### Excerpted data
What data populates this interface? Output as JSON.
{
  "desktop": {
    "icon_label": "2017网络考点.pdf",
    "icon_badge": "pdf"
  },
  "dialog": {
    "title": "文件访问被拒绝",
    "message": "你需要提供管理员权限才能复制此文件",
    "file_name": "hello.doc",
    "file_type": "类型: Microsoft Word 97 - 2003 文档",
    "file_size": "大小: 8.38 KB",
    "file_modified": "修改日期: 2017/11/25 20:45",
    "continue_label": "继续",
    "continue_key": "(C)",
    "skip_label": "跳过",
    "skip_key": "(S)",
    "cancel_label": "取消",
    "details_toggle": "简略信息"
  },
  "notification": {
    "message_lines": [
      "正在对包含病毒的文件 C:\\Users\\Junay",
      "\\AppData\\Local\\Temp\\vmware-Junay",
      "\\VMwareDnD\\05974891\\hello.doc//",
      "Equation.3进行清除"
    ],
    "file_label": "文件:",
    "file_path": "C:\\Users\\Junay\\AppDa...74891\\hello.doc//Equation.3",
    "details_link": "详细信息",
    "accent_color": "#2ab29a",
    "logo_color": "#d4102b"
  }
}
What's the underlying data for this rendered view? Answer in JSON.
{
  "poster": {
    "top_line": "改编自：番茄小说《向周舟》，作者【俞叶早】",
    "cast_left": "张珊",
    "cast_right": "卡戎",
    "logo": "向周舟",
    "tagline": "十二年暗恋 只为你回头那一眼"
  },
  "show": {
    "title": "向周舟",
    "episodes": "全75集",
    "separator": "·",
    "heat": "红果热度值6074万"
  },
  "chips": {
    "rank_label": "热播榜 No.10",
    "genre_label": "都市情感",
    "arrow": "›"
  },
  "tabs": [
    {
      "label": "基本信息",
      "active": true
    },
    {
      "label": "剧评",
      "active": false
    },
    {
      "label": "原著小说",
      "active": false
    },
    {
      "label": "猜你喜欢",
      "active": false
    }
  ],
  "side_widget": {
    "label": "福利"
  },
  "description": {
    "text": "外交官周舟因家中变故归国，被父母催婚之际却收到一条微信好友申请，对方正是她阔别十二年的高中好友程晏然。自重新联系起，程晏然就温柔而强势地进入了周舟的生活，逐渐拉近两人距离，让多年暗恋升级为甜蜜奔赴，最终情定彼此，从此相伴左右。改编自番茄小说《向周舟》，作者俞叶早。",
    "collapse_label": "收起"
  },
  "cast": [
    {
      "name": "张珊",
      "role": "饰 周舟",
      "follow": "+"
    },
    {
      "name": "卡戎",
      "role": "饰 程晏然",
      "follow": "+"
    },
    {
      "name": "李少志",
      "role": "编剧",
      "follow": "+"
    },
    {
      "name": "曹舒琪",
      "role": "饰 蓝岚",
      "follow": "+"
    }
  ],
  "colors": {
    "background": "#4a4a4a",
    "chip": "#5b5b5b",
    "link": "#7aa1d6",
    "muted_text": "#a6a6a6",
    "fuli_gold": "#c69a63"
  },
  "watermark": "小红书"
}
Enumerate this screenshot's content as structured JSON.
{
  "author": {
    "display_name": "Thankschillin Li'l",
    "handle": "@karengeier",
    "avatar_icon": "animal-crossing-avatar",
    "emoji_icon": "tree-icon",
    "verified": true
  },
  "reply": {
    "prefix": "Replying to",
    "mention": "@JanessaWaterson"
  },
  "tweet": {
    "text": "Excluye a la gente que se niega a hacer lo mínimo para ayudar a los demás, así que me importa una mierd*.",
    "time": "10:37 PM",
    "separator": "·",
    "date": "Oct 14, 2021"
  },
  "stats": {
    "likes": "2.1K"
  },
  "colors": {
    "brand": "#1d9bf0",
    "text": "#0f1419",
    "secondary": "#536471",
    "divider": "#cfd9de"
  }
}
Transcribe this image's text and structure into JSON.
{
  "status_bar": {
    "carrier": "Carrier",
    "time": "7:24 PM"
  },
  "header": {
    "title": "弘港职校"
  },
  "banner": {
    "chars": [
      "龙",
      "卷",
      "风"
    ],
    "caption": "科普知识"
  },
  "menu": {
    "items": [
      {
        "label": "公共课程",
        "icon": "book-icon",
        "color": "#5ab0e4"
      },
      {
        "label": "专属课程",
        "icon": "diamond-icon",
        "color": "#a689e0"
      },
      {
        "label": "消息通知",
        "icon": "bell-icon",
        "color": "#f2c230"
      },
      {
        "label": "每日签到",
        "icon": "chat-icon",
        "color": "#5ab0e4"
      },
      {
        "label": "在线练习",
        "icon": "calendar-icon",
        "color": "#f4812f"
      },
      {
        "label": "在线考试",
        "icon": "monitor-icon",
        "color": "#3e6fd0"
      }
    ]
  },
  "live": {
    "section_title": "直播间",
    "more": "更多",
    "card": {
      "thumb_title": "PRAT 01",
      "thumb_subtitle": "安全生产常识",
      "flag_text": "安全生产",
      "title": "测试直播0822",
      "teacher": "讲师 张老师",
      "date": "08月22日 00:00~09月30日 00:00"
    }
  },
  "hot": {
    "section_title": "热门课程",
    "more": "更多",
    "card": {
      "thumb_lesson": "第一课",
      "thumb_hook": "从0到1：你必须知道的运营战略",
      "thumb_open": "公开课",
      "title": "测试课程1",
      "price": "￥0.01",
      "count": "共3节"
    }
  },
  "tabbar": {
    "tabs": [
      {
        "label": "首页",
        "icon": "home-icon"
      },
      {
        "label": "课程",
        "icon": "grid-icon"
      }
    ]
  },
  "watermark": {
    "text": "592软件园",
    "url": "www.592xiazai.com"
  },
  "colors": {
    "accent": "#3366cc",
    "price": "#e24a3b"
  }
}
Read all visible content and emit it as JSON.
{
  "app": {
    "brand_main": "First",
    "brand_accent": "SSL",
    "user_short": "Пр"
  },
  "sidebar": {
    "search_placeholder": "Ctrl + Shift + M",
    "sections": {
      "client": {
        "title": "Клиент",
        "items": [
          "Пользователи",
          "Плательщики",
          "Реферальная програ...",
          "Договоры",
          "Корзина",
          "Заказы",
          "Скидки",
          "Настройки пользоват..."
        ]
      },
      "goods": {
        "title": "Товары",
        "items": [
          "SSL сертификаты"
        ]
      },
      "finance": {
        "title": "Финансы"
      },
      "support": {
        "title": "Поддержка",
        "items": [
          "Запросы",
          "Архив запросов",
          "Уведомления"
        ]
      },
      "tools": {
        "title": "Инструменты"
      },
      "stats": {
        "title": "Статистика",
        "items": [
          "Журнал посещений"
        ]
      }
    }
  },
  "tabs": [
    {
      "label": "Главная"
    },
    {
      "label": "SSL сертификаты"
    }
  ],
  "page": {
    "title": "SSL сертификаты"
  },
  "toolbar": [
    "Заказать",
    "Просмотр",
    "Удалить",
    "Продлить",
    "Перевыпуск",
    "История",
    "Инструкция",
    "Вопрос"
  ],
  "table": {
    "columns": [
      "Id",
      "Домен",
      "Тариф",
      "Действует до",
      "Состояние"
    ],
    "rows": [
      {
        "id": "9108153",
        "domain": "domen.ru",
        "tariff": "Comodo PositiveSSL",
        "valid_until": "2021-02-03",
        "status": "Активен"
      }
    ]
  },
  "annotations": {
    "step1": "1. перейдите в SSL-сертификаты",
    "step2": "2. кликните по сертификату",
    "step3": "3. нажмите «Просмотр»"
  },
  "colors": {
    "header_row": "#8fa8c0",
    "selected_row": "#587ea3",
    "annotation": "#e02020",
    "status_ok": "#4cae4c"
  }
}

### Stated problem
Set down every record above exactly as given.

### Task result
What data populates this interface? Output as JSON.
{
  "desktop": {
    "icon_label": "2017网络考点.pdf",
    "icon_badge": "pdf"
  },
  "dialog": {
    "title": "文件访问被拒绝",
    "message": "你需要提供管理员权限才能复制此文件",
    "file_name": "hello.doc",
    "file_type": "类型: Microsoft Word 97 - 2003 文档",
    "file_size": "大小: 8.38 KB",
    "file_modified": "修改日期: 2017/11/25 20:45",
    "continue_label": "继续",
    "continue_key": "(C)",
    "skip_label": "跳过",
    "skip_key": "(S)",
    "cancel_label": "取消",
    "details_toggle": "简略信息"
  },
  "notification": {
    "message_lines": [
      "正在对包含病毒的文件 C:\\Users\\Junay",
      "\\AppData\\Local\\Temp\\vmware-Junay",
      "\\VMwareDnD\\05974891\\hello.doc//",
      "Equation.3进行清除"
    ],
    "file_label": "文件:",
    "file_path": "C:\\Users\\Junay\\AppDa...74891\\hello.doc//Equation.3",
    "details_link": "详细信息",
    "accent_color": "#2ab29a",
    "logo_color": "#d4102b"
  }
}
What's the underlying data for this rendered view? Answer in JSON.
{
  "poster": {
    "top_line": "改编自：番茄小说《向周舟》，作者【俞叶早】",
    "cast_left": "张珊",
    "cast_right": "卡戎",
    "logo": "向周舟",
    "tagline": "十二年暗恋 只为你回头那一眼"
  },
  "show": {
    "title": "向周舟",
    "episodes": "全75集",
    "separator": "·",
    "heat": "红果热度值6074万"
  },
  "chips": {
    "rank_label": "热播榜 No.10",
    "genre_label": "都市情感",
    "arrow": "›"
  },
  "tabs": [
    {
      "label": "基本信息",
      "active": true
    },
    {
      "label": "剧评",
      "active": false
    },
    {
      "label": "原著小说",
      "active": false
    },
    {
      "label": "猜你喜欢",
      "active": false
    }
  ],
  "side_widget": {
    "label": "福利"
  },
  "description": {
    "text": "外交官周舟因家中变故归国，被父母催婚之际却收到一条微信好友申请，对方正是她阔别十二年的高中好友程晏然。自重新联系起，程晏然就温柔而强势地进入了周舟的生活，逐渐拉近两人距离，让多年暗恋升级为甜蜜奔赴，最终情定彼此，从此相伴左右。改编自番茄小说《向周舟》，作者俞叶早。",
    "collapse_label": "收起"
  },
  "cast": [
    {
      "name": "张珊",
      "role": "饰 周舟",
      "follow": "+"
    },
    {
      "name": "卡戎",
      "role": "饰 程晏然",
      "follow": "+"
    },
    {
      "name": "李少志",
      "role": "编剧",
      "follow": "+"
    },
    {
      "name": "曹舒琪",
      "role": "饰 蓝岚",
      "follow": "+"
    }
  ],
  "colors": {
    "background": "#4a4a4a",
    "chip": "#5b5b5b",
    "link": "#7aa1d6",
    "muted_text": "#a6a6a6",
    "fuli_gold": "#c69a63"
  },
  "watermark": "小红书"
}
Enumerate this screenshot's content as structured JSON.
{
  "author": {
    "display_name": "Thankschillin Li'l",
    "handle": "@karengeier",
    "avatar_icon": "animal-crossing-avatar",
    "emoji_icon": "tree-icon",
    "verified": true
  },
  "reply": {
    "prefix": "Replying to",
    "mention": "@JanessaWaterson"
  },
  "tweet": {
    "text": "Excluye a la gente que se niega a hacer lo mínimo para ayudar a los demás, así que me importa una mierd*.",
    "time": "10:37 PM",
    "separator": "·",
    "date": "Oct 14, 2021"
  },
  "stats": {
    "likes": "2.1K"
  },
  "colors": {
    "brand": "#1d9bf0",
    "text": "#0f1419",
    "secondary": "#536471",
    "divider": "#cfd9de"
  }
}
Transcribe this image's text and structure into JSON.
{
  "status_bar": {
    "carrier": "Carrier",
    "time": "7:24 PM"
  },
  "header": {
    "title": "弘港职校"
  },
  "banner": {
    "chars": [
      "龙",
      "卷",
      "风"
    ],
    "caption": "科普知识"
  },
  "menu": {
    "items": [
      {
        "label": "公共课程",
        "icon": "book-icon",
        "color": "#5ab0e4"
      },
      {
        "label": "专属课程",
        "icon": "diamond-icon",
        "color": "#a689e0"
      },
      {
        "label": "消息通知",
        "icon": "bell-icon",
        "color": "#f2c230"
      },
      {
        "label": "每日签到",
        "icon": "chat-icon",
        "color": "#5ab0e4"
      },
      {
        "label": "在线练习",
        "icon": "calendar-icon",
        "color": "#f4812f"
      },
      {
        "label": "在线考试",
        "icon": "monitor-icon",
        "color": "#3e6fd0"
      }
    ]
  },
  "live": {
    "section_title": "直播间",
    "more": "更多",
    "card": {
      "thumb_title": "PRAT 01",
      "thumb_subtitle": "安全生产常识",
      "flag_text": "安全生产",
      "title": "测试直播0822",
      "teacher": "讲师 张老师",
      "date": "08月22日 00:00~09月30日 00:00"
    }
  },
  "hot": {
    "section_title": "热门课程",
    "more": "更多",
    "card": {
      "thumb_lesson": "第一课",
      "thumb_hook": "从0到1：你必须知道的运营战略",
      "thumb_open": "公开课",
      "title": "测试课程1",
      "price": "￥0.01",
      "count": "共3节"
    }
  },
  "tabbar": {
    "tabs": [
      {
        "label": "首页",
        "icon": "home-icon"
      },
      {
        "label": "课程",
        "icon": "grid-icon"
      }
    ]
  },
  "watermark": {
    "text": "592软件园",
    "url": "www.592xiazai.com"
  },
  "colors": {
    "accent": "#3366cc",
    "price": "#e24a3b"
  }
}
Read all visible content and emit it as JSON.
{
  "app": {
    "brand_main": "First",
    "brand_accent": "SSL",
    "user_short": "Пр"
  },
  "sidebar": {
    "search_placeholder": "Ctrl + Shift + M",
    "sections": {
      "client": {
        "title": "Клиент",
        "items": [
          "Пользователи",
          "Плательщики",
          "Реферальная програ...",
          "Договоры",
          "Корзина",
          "Заказы",
          "Скидки",
          "Настройки пользоват..."
        ]
      },
      "goods": {
        "title": "Товары",
        "items": [
          "SSL сертификаты"
        ]
      },
      "finance": {
        "title": "Финансы"
      },
      "support": {
        "title": "Поддержка",
        "items": [
          "Запросы",
          "Архив запросов",
          "Уведомления"
        ]
      },
      "tools": {
        "title": "Инструменты"
      },
      "stats": {
        "title": "Статистика",
        "items": [
          "Журнал посещений"
        ]
      }
    }
  },
  "tabs": [
    {
      "label": "Главная"
    },
    {
      "label": "SSL сертификаты"
    }
  ],
  "page": {
    "title": "SSL сертификаты"
  },
  "toolbar": [
    "Заказать",
    "Просмотр",
    "Удалить",
    "Продлить",
    "Перевыпуск",
    "История",
    "Инструкция",
    "Вопрос"
  ],
  "table": {
    "columns": [
      "Id",
      "Домен",
      "Тариф",
      "Действует до",
      "Состояние"
    ],
    "rows": [
      {
        "id": "9108153",
        "domain": "domen.ru",
        "tariff": "Comodo PositiveSSL",
        "valid_until": "2021-02-03",
        "status": "Активен"
      }
    ]
  },
  "annotations": {
    "step1": "1. перейдите в SSL-сертификаты",
    "step2": "2. кликните по сертификату",
    "step3": "3. нажмите «Просмотр»"
  },
  "colors": {
    "header_row": "#8fa8c0",
    "selected_row": "#587ea3",
    "annotation": "#e02020",
    "status_ok": "#4cae4c"
  }
}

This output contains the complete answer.